[start of DATASET ENTRIES]
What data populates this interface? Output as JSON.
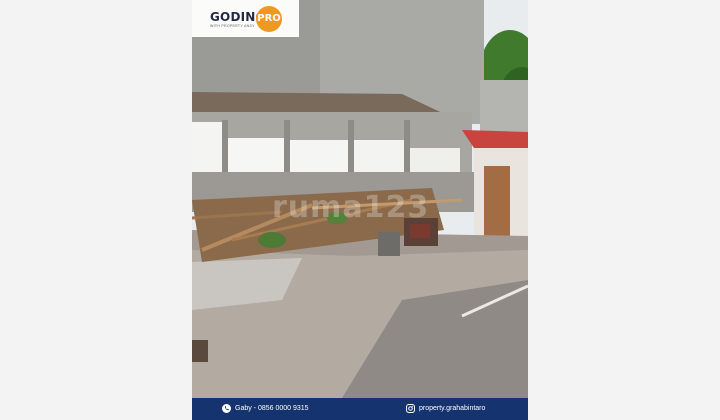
{
  "logo": {
    "brand": "GODING",
    "badge": "PRO",
    "tagline": "WITH PROPERTY ANSY"
  },
  "watermark": "ruma123",
  "footer": {
    "phone_text": "Gaby - 0856 0000 9315",
    "phone_icon": "phone-icon",
    "instagram_text": "property.grahabintaro",
    "instagram_icon": "instagram-icon",
    "background": "#15336e"
  },
  "accent": "#f29a1d"
}
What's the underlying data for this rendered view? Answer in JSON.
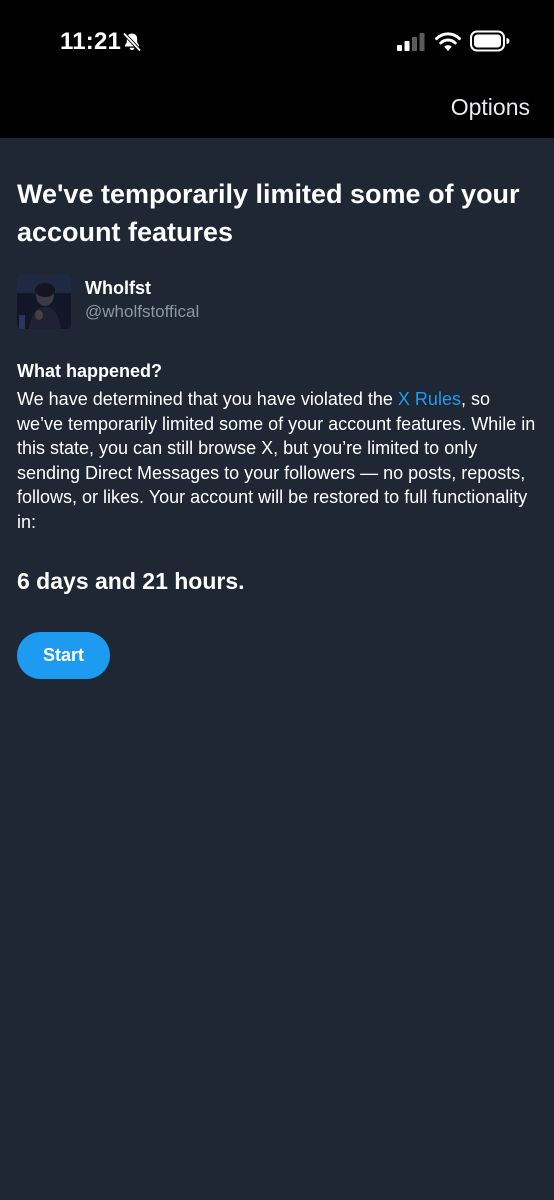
{
  "status_bar": {
    "time": "11:21",
    "icons": [
      "bell-slash-icon",
      "signal-icon",
      "wifi-icon",
      "battery-icon"
    ]
  },
  "header": {
    "options_label": "Options"
  },
  "page": {
    "title": "We've temporarily limited some of your account features"
  },
  "profile": {
    "display_name": "Wholfst",
    "handle": "@wholfstoffical"
  },
  "what_happened": {
    "heading": "What happened?",
    "text_before_link": "We have determined that you have violated the ",
    "link_text": "X Rules",
    "text_after_link": ", so we’ve temporarily limited some of your account features. While in this state, you can still browse X, but you’re limited to only sending Direct Messages to your followers — no posts, reposts, follows, or likes. Your account will be restored to full functionality in:"
  },
  "countdown": "6 days and 21 hours.",
  "start_button_label": "Start",
  "colors": {
    "background": "#1e2733",
    "top_bar": "#000000",
    "accent": "#1d9bf0",
    "secondary_text": "#8b98a5"
  }
}
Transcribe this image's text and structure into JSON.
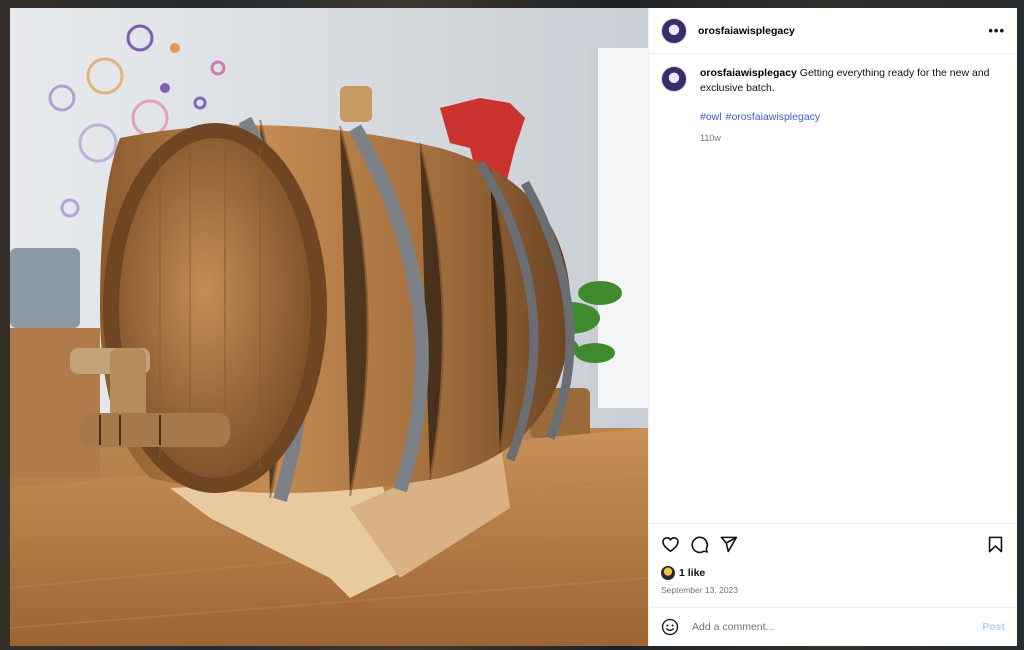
[end of DATASET ENTRIES]
▸ EXERCISE DESCRIPTION:
Transcribe the full listing above exactly as it stands, minus the pictures.

▸ RESULT BELOW:
What data populates this interface? Output as JSON.
{
  "logo": {
    "brand": "GODING",
    "badge": "PRO",
    "tagline": "WITH PROPERTY ANSY"
  },
  "watermark": "ruma123",
  "footer": {
    "phone_text": "Gaby - 0856 0000 9315",
    "phone_icon": "phone-icon",
    "instagram_text": "property.grahabintaro",
    "instagram_icon": "instagram-icon",
    "background": "#15336e"
  },
  "accent": "#f29a1d"
}
What's the underlying data for this rendered view? Answer in JSON.
{
  "status_bar": {
    "time": "11:21",
    "icons": [
      "bell-slash-icon",
      "signal-icon",
      "wifi-icon",
      "battery-icon"
    ]
  },
  "header": {
    "options_label": "Options"
  },
  "page": {
    "title": "We've temporarily limited some of your account features"
  },
  "profile": {
    "display_name": "Wholfst",
    "handle": "@wholfstoffical"
  },
  "what_happened": {
    "heading": "What happened?",
    "text_before_link": "We have determined that you have violated the ",
    "link_text": "X Rules",
    "text_after_link": ", so we’ve temporarily limited some of your account features. While in this state, you can still browse X, but you’re limited to only sending Direct Messages to your followers — no posts, reposts, follows, or likes. Your account will be restored to full functionality in:"
  },
  "countdown": "6 days and 21 hours.",
  "start_button_label": "Start",
  "colors": {
    "background": "#1e2733",
    "top_bar": "#000000",
    "accent": "#1d9bf0",
    "secondary_text": "#8b98a5"
  }
}
Transcribe this image's text and structure into JSON.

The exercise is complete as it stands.